Work to be completed — Gather the lines from the material that contain "Settings".

>> Start

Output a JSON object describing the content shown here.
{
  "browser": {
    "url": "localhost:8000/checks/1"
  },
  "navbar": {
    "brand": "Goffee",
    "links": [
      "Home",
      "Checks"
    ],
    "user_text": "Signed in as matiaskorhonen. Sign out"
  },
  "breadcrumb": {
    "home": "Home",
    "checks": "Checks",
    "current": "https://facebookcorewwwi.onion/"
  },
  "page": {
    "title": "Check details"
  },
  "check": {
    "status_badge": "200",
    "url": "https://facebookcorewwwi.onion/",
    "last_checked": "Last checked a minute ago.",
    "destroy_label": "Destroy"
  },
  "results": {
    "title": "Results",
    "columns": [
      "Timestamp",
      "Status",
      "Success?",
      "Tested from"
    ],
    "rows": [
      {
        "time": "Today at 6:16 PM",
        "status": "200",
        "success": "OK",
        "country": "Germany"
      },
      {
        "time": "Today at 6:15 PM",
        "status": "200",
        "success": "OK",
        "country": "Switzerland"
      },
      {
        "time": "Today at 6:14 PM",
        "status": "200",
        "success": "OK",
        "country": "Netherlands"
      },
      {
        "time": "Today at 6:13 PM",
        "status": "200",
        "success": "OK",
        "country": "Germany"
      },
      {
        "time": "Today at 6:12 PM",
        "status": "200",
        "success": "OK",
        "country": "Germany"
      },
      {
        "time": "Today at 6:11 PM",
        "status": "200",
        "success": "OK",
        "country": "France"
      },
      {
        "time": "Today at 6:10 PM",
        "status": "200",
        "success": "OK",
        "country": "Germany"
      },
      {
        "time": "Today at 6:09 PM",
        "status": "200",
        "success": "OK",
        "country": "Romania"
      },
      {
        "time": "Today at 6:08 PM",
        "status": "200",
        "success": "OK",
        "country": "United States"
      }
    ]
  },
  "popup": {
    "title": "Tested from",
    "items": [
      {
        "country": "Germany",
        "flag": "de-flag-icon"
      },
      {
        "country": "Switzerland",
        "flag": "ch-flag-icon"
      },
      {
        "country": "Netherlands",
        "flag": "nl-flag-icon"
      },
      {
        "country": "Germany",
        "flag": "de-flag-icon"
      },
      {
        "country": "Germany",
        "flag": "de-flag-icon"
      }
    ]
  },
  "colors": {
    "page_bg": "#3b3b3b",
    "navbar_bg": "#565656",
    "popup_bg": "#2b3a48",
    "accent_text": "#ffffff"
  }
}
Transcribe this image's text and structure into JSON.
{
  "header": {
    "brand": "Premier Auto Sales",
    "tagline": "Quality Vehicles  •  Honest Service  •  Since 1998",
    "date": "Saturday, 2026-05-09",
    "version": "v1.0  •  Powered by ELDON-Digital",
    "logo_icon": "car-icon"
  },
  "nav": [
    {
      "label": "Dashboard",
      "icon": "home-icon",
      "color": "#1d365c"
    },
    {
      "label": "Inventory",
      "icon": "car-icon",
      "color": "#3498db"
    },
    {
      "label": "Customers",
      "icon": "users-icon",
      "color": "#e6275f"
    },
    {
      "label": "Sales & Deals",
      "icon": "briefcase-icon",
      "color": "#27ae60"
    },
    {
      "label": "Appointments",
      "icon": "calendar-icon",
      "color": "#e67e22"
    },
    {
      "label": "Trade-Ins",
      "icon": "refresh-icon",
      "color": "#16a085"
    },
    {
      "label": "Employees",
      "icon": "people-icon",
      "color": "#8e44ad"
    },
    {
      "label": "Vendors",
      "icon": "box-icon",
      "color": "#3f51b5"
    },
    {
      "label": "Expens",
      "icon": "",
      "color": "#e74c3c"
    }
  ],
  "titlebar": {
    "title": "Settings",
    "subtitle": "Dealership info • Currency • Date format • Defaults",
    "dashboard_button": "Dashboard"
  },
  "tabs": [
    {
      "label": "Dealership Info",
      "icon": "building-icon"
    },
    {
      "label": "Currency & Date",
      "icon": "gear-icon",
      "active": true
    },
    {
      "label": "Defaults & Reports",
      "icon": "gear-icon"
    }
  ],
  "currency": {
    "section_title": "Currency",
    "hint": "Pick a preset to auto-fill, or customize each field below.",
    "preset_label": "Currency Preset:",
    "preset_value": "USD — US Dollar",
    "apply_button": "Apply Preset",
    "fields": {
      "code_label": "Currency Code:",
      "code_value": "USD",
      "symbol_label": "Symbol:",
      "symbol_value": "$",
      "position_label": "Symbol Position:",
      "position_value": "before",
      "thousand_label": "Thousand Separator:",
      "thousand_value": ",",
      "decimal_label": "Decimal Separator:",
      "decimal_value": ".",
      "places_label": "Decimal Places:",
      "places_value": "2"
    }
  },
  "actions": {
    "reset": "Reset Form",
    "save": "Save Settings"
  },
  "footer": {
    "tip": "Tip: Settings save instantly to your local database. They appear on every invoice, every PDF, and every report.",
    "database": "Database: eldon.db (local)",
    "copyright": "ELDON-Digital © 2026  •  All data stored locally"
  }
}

>> End

Full response —
    "title": "Settings",
    "save": "Save Settings"
    "tip": "Tip: Settings save instantly to your local database. They appear on every invoice, every PDF, and every report.",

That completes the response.